Task description:
Gather up all lines that carry the word "Gifte".

Supplied entries:
--- --- ---
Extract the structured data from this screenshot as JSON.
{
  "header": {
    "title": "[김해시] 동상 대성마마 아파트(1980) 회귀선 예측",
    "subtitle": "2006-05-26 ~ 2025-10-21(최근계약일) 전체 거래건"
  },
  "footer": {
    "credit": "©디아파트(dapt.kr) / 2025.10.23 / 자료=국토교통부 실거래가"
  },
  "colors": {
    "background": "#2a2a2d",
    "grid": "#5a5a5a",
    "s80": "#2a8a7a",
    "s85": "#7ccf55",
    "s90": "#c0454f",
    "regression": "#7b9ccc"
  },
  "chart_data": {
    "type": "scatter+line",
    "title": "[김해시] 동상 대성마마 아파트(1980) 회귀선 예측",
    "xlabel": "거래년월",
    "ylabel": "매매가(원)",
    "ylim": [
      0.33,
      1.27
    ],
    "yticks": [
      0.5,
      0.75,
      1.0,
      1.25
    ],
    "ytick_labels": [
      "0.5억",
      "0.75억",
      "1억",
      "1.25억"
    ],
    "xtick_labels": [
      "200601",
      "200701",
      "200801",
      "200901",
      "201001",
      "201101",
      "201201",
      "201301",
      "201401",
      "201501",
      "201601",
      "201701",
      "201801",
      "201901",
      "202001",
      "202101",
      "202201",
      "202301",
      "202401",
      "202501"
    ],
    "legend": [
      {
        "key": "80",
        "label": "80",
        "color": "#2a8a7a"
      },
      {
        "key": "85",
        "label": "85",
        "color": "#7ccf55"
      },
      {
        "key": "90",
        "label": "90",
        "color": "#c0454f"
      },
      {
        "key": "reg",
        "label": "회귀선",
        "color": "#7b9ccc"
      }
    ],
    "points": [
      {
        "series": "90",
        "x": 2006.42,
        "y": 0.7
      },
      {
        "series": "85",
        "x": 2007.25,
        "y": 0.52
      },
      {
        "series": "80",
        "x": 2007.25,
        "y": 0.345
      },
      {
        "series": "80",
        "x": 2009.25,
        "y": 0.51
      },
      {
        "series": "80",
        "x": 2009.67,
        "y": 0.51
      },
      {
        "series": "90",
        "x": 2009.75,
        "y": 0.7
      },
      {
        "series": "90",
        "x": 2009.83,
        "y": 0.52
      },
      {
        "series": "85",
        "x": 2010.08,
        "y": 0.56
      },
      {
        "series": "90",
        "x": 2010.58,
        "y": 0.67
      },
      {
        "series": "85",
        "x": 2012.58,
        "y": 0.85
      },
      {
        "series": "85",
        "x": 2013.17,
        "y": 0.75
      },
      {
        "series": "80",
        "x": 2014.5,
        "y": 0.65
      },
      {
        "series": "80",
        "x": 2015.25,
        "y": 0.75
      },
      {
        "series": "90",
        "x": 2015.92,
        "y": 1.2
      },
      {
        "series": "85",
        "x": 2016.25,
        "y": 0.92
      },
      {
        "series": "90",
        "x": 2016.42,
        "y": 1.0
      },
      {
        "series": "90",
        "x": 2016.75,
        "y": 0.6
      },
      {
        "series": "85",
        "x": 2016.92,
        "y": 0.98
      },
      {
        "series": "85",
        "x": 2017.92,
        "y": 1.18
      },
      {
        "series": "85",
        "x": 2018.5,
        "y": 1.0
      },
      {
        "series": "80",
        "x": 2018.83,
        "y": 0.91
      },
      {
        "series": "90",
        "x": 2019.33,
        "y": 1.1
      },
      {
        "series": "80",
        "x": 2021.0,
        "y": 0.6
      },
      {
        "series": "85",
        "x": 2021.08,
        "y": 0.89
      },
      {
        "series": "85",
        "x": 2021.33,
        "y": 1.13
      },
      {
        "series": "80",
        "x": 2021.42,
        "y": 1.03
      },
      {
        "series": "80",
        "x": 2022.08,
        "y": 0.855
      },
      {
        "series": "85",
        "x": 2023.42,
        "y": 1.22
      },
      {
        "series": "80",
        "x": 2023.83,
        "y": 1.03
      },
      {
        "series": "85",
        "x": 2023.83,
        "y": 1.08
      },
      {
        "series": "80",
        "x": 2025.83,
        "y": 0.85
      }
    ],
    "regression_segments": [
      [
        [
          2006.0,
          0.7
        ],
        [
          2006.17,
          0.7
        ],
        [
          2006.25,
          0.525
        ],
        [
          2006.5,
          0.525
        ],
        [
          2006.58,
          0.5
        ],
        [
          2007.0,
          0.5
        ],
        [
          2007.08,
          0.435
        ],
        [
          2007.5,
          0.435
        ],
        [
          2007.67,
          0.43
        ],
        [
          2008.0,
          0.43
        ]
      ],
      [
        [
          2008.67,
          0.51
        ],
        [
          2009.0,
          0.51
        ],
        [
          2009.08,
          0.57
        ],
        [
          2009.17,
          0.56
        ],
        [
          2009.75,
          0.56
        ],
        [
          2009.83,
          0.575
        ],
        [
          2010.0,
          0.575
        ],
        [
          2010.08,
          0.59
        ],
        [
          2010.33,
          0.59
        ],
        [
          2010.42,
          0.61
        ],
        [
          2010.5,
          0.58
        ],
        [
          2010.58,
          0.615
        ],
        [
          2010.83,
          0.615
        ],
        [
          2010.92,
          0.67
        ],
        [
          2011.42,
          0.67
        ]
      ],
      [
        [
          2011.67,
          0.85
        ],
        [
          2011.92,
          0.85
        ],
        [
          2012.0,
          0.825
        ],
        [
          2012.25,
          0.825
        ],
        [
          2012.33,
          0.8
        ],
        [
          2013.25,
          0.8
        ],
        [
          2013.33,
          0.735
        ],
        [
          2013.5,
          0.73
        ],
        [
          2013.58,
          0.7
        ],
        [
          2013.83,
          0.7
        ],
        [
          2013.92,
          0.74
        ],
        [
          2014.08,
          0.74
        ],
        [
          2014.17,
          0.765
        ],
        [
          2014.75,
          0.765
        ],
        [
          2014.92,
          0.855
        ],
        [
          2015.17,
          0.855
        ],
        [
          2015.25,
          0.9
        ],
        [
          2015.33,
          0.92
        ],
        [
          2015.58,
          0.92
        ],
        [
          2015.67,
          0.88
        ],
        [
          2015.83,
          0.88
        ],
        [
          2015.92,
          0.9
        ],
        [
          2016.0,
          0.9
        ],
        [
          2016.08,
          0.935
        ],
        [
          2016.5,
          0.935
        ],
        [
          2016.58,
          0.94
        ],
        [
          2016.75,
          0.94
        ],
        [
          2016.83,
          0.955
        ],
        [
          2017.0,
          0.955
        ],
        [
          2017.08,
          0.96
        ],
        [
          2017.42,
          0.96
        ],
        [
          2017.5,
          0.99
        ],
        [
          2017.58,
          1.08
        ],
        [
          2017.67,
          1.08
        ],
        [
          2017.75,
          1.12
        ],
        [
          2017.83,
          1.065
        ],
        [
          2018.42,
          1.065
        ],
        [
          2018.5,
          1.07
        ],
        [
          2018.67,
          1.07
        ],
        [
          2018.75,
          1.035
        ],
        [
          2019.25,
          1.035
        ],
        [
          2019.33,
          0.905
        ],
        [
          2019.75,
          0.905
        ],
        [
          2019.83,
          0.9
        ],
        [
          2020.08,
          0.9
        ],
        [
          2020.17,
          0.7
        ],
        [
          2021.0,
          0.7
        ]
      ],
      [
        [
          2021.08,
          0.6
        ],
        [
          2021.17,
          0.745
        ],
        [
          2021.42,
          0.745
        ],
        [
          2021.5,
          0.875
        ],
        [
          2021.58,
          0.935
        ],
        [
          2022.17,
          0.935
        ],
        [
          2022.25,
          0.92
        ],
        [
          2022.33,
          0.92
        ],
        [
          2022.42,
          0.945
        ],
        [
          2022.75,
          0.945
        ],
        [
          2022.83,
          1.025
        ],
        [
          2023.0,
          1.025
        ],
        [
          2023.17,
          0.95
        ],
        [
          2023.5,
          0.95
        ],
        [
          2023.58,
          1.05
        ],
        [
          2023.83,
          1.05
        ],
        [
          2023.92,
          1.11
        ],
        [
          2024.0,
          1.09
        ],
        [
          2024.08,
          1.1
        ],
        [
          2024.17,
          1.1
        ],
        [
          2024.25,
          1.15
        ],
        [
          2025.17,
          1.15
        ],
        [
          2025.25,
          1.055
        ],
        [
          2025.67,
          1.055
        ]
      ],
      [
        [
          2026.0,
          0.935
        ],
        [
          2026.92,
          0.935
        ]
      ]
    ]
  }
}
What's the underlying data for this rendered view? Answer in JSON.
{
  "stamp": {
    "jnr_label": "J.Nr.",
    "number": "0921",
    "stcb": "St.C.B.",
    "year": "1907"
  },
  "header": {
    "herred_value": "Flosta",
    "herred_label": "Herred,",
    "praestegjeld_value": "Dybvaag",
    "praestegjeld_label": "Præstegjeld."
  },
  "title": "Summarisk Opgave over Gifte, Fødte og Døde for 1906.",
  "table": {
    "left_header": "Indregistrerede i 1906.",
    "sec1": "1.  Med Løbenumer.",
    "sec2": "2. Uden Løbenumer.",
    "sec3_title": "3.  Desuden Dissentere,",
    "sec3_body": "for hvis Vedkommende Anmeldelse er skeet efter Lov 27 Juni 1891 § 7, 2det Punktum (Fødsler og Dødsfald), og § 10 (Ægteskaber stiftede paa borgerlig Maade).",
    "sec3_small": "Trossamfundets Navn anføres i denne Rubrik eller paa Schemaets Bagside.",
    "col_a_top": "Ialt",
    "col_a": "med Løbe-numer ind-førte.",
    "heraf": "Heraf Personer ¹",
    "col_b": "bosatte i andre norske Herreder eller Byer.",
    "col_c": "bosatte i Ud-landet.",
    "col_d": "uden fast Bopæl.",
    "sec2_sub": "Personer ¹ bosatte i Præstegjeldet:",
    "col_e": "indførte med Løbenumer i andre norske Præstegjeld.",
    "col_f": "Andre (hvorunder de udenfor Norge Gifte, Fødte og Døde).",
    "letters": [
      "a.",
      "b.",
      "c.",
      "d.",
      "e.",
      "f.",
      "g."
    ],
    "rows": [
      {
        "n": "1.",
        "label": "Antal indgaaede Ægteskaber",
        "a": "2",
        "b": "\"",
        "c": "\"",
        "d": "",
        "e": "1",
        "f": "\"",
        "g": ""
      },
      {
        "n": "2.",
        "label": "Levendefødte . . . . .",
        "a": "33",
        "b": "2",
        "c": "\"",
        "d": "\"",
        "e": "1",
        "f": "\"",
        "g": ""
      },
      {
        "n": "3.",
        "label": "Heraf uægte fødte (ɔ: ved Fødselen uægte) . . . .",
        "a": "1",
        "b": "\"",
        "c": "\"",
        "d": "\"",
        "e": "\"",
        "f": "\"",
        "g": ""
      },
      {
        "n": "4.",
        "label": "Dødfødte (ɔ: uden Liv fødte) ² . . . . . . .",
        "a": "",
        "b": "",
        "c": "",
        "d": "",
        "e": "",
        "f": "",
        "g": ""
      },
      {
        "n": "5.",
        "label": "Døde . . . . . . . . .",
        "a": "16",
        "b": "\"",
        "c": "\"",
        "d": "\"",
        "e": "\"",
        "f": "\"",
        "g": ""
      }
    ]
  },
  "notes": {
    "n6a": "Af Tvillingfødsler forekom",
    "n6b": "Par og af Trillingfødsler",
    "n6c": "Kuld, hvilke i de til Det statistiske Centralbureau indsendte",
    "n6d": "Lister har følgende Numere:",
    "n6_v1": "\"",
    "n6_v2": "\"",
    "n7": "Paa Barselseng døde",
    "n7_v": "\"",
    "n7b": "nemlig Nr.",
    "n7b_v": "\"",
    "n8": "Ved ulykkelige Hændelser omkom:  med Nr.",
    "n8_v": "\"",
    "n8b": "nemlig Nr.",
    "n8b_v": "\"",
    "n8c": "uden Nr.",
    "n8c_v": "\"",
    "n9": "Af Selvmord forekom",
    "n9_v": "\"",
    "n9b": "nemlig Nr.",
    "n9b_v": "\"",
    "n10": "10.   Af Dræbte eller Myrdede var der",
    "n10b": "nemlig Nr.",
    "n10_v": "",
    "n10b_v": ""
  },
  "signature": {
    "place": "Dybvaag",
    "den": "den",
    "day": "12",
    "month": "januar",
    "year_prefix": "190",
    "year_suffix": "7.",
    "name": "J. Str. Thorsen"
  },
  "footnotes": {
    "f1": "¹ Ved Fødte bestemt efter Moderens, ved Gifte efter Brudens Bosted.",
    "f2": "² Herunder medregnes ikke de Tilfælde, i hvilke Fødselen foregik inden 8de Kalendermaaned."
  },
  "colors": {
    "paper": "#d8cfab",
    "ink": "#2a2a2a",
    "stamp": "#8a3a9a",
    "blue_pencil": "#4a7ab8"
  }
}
--- --- ---
Correct response:
  "title": "Summarisk Opgave over Gifte, Fødte og Døde for 1906.",
    "col_f": "Andre (hvorunder de udenfor Norge Gifte, Fødte og Døde).",
    "f1": "¹ Ved Fødte bestemt efter Moderens, ved Gifte efter Brudens Bosted.",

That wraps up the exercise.